- _What is required_:
The records below must be copied in full; omit the images.

[Records that describe figures]
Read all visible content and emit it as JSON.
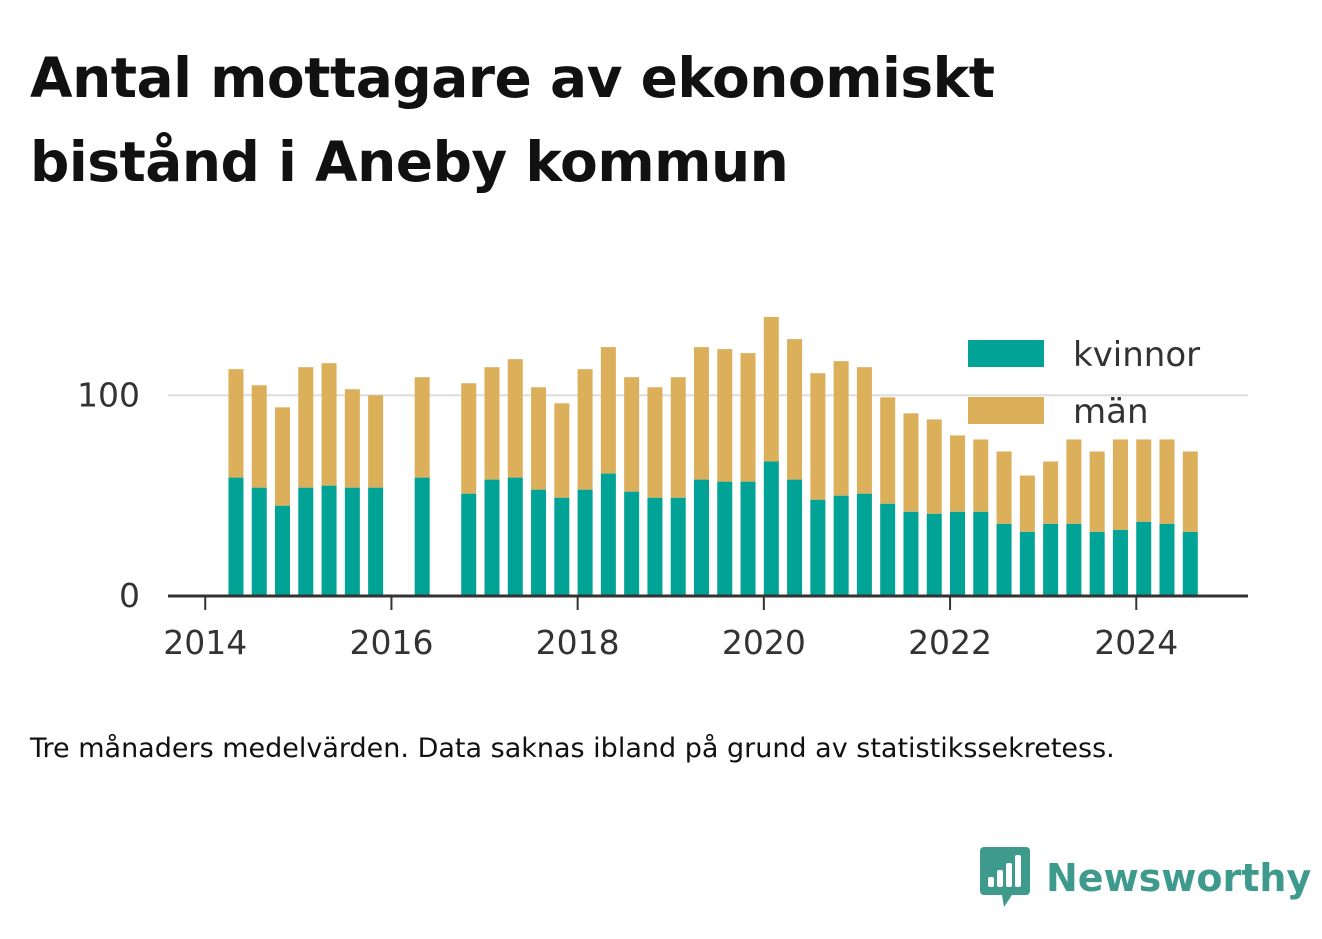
{
  "title": "Antal mottagare av ekonomiskt bistånd i Aneby kommun",
  "note": "Tre månaders medelvärden. Data saknas ibland på grund av statistikssekretess.",
  "brand": {
    "name": "Newsworthy",
    "icon": "newsworthy-chart-icon",
    "color": "#3d9a8c"
  },
  "colors": {
    "kvinnor": "#00a396",
    "man": "#dcaf5a",
    "gridline": "#dddddd",
    "axis": "#333333"
  },
  "chart_data": {
    "type": "bar",
    "stacked": true,
    "title": "Antal mottagare av ekonomiskt bistånd i Aneby kommun",
    "xlabel": "",
    "ylabel": "",
    "xlim": [
      2013.6,
      2025.2
    ],
    "ylim": [
      0,
      140
    ],
    "xticks": [
      "2014",
      "2016",
      "2018",
      "2020",
      "2022",
      "2024"
    ],
    "yticks": [
      "0",
      "100"
    ],
    "grid": "horizontal",
    "legend_position": "top-right",
    "x": [
      2014.33,
      2014.58,
      2014.83,
      2015.08,
      2015.33,
      2015.58,
      2015.83,
      2016.33,
      2016.83,
      2017.08,
      2017.33,
      2017.58,
      2017.83,
      2018.08,
      2018.33,
      2018.58,
      2018.83,
      2019.08,
      2019.33,
      2019.58,
      2019.83,
      2020.08,
      2020.33,
      2020.58,
      2020.83,
      2021.08,
      2021.33,
      2021.58,
      2021.83,
      2022.08,
      2022.33,
      2022.58,
      2022.83,
      2023.08,
      2023.33,
      2023.58,
      2023.83,
      2024.08,
      2024.33,
      2024.58
    ],
    "series": [
      {
        "name": "kvinnor",
        "color": "#00a396",
        "values": [
          59,
          54,
          45,
          54,
          55,
          54,
          54,
          59,
          51,
          58,
          59,
          53,
          49,
          53,
          61,
          52,
          49,
          49,
          58,
          57,
          57,
          67,
          58,
          48,
          50,
          51,
          46,
          42,
          41,
          42,
          42,
          36,
          32,
          36,
          36,
          32,
          33,
          37,
          36,
          32
        ]
      },
      {
        "name": "män",
        "color": "#dcaf5a",
        "values": [
          54,
          51,
          49,
          60,
          61,
          49,
          46,
          50,
          55,
          56,
          59,
          51,
          47,
          60,
          63,
          57,
          55,
          60,
          66,
          66,
          64,
          72,
          70,
          63,
          67,
          63,
          53,
          49,
          47,
          38,
          36,
          36,
          28,
          31,
          42,
          40,
          45,
          41,
          42,
          40
        ]
      }
    ]
  }
}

- _Full response_:
Read all visible content and emit it as JSON.
{
  "title": "Antal mottagare av ekonomiskt bistånd i Aneby kommun",
  "note": "Tre månaders medelvärden. Data saknas ibland på grund av statistikssekretess.",
  "brand": {
    "name": "Newsworthy",
    "icon": "newsworthy-chart-icon",
    "color": "#3d9a8c"
  },
  "colors": {
    "kvinnor": "#00a396",
    "man": "#dcaf5a",
    "gridline": "#dddddd",
    "axis": "#333333"
  },
  "chart_data": {
    "type": "bar",
    "stacked": true,
    "title": "Antal mottagare av ekonomiskt bistånd i Aneby kommun",
    "xlabel": "",
    "ylabel": "",
    "xlim": [
      2013.6,
      2025.2
    ],
    "ylim": [
      0,
      140
    ],
    "xticks": [
      "2014",
      "2016",
      "2018",
      "2020",
      "2022",
      "2024"
    ],
    "yticks": [
      "0",
      "100"
    ],
    "grid": "horizontal",
    "legend_position": "top-right",
    "x": [
      2014.33,
      2014.58,
      2014.83,
      2015.08,
      2015.33,
      2015.58,
      2015.83,
      2016.33,
      2016.83,
      2017.08,
      2017.33,
      2017.58,
      2017.83,
      2018.08,
      2018.33,
      2018.58,
      2018.83,
      2019.08,
      2019.33,
      2019.58,
      2019.83,
      2020.08,
      2020.33,
      2020.58,
      2020.83,
      2021.08,
      2021.33,
      2021.58,
      2021.83,
      2022.08,
      2022.33,
      2022.58,
      2022.83,
      2023.08,
      2023.33,
      2023.58,
      2023.83,
      2024.08,
      2024.33,
      2024.58
    ],
    "series": [
      {
        "name": "kvinnor",
        "color": "#00a396",
        "values": [
          59,
          54,
          45,
          54,
          55,
          54,
          54,
          59,
          51,
          58,
          59,
          53,
          49,
          53,
          61,
          52,
          49,
          49,
          58,
          57,
          57,
          67,
          58,
          48,
          50,
          51,
          46,
          42,
          41,
          42,
          42,
          36,
          32,
          36,
          36,
          32,
          33,
          37,
          36,
          32
        ]
      },
      {
        "name": "män",
        "color": "#dcaf5a",
        "values": [
          54,
          51,
          49,
          60,
          61,
          49,
          46,
          50,
          55,
          56,
          59,
          51,
          47,
          60,
          63,
          57,
          55,
          60,
          66,
          66,
          64,
          72,
          70,
          63,
          67,
          63,
          53,
          49,
          47,
          38,
          36,
          36,
          28,
          31,
          42,
          40,
          45,
          41,
          42,
          40
        ]
      }
    ]
  }
}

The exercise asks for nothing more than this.